Records from a data source:
-- begin --
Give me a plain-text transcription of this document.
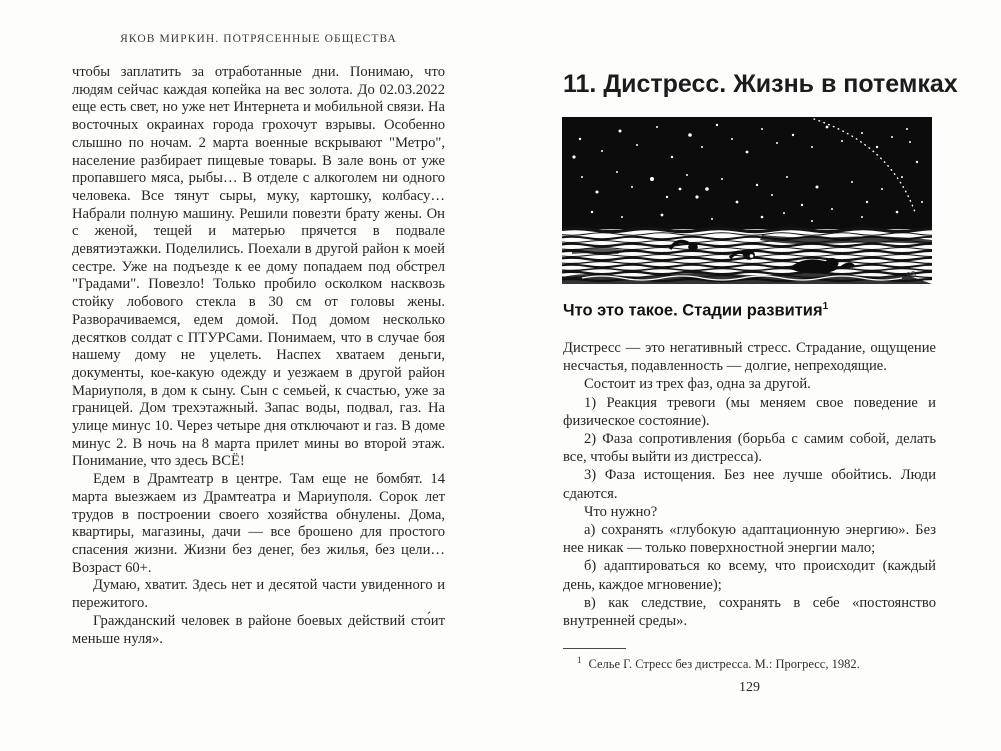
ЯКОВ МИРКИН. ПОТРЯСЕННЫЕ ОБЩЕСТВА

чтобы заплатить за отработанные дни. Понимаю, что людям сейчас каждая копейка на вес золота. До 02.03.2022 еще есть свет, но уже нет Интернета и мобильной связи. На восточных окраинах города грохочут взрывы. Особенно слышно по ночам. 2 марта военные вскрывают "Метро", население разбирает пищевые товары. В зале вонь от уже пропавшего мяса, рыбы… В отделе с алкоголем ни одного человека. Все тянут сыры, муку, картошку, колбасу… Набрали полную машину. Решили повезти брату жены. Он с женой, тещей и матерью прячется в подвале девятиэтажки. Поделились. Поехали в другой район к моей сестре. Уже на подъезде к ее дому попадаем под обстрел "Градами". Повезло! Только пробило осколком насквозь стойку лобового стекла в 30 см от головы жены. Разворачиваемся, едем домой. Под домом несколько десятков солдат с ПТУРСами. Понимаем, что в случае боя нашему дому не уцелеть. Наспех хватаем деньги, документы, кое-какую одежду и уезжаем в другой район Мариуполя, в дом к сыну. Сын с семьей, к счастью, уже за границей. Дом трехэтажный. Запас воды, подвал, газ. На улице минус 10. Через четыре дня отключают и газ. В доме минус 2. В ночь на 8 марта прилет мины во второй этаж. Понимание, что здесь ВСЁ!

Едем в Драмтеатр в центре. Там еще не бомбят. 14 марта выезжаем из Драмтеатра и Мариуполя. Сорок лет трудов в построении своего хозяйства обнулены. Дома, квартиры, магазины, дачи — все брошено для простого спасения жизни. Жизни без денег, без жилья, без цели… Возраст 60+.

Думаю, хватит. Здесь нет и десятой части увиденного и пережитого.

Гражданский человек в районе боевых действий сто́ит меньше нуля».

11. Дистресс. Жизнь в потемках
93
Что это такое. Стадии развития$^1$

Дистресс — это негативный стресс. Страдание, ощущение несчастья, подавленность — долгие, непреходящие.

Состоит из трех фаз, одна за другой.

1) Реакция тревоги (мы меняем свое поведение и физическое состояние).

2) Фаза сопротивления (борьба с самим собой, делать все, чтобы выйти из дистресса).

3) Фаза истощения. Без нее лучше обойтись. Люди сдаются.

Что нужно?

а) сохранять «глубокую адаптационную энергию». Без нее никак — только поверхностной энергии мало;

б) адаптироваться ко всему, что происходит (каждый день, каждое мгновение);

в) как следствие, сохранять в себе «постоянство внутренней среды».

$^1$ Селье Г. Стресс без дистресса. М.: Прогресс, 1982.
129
-- end --
-- begin --
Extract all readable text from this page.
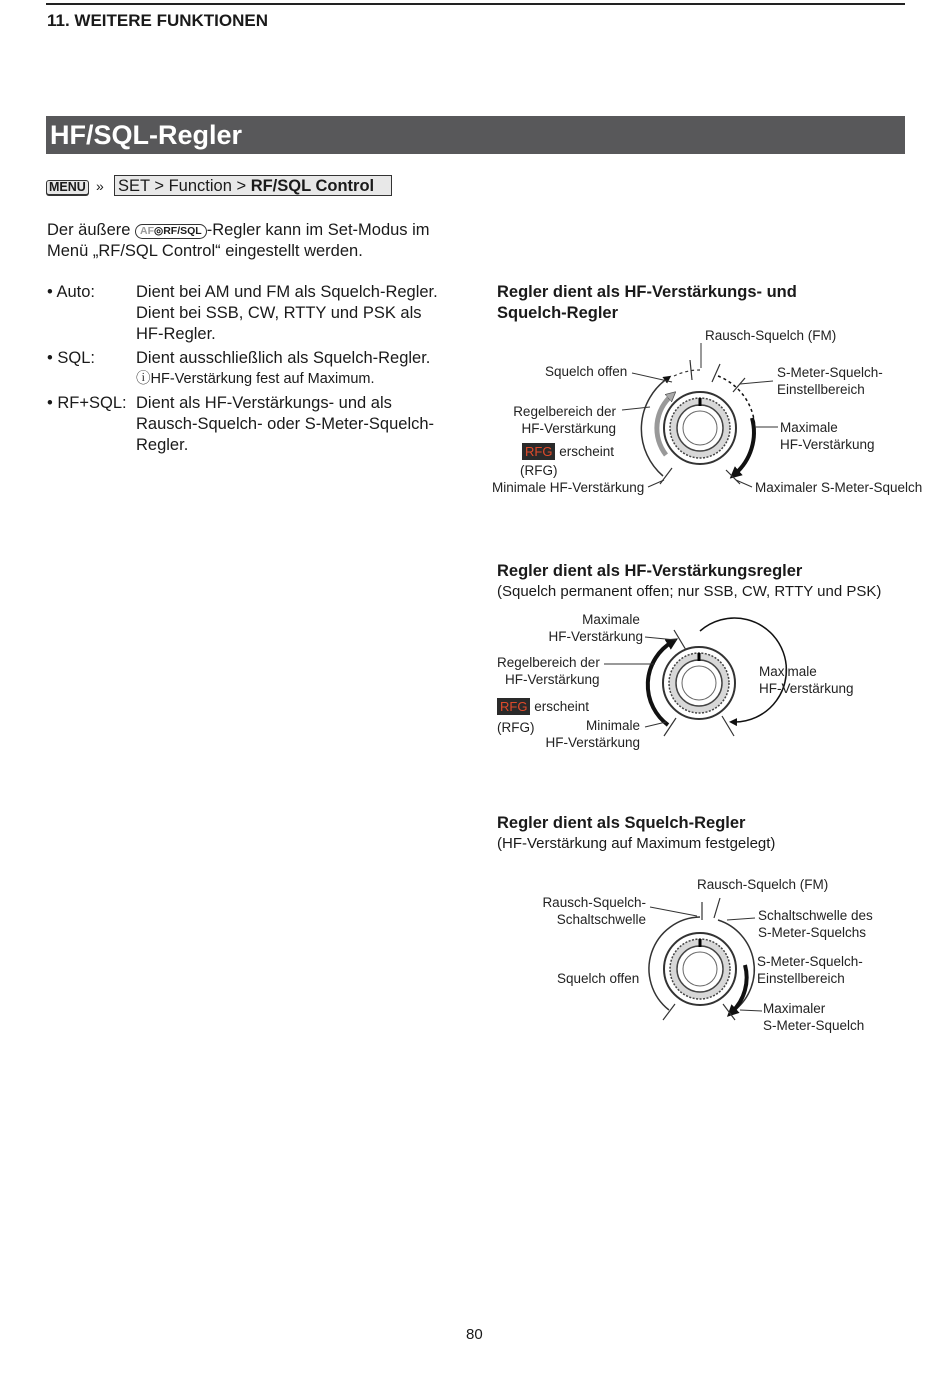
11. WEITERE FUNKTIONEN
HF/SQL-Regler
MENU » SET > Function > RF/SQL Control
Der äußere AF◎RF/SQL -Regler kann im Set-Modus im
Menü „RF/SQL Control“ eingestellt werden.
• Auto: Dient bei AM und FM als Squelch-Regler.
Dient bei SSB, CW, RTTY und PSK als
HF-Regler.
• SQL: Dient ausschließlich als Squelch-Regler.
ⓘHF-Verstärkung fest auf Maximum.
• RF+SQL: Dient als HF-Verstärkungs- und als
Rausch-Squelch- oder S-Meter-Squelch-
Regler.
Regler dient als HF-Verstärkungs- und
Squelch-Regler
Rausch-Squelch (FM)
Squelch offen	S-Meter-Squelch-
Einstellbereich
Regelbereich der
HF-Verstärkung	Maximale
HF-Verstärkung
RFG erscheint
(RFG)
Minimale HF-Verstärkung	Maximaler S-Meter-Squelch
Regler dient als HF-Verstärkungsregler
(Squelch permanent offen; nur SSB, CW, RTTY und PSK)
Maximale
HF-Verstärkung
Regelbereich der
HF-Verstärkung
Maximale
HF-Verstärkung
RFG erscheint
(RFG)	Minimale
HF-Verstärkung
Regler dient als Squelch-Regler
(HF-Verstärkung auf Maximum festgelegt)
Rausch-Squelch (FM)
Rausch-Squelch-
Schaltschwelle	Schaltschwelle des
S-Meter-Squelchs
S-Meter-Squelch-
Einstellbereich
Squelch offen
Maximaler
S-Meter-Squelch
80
-- end --
**Given request:** Give only the number of lines in the material above that hold the word "сохранять".

**Output below:** 2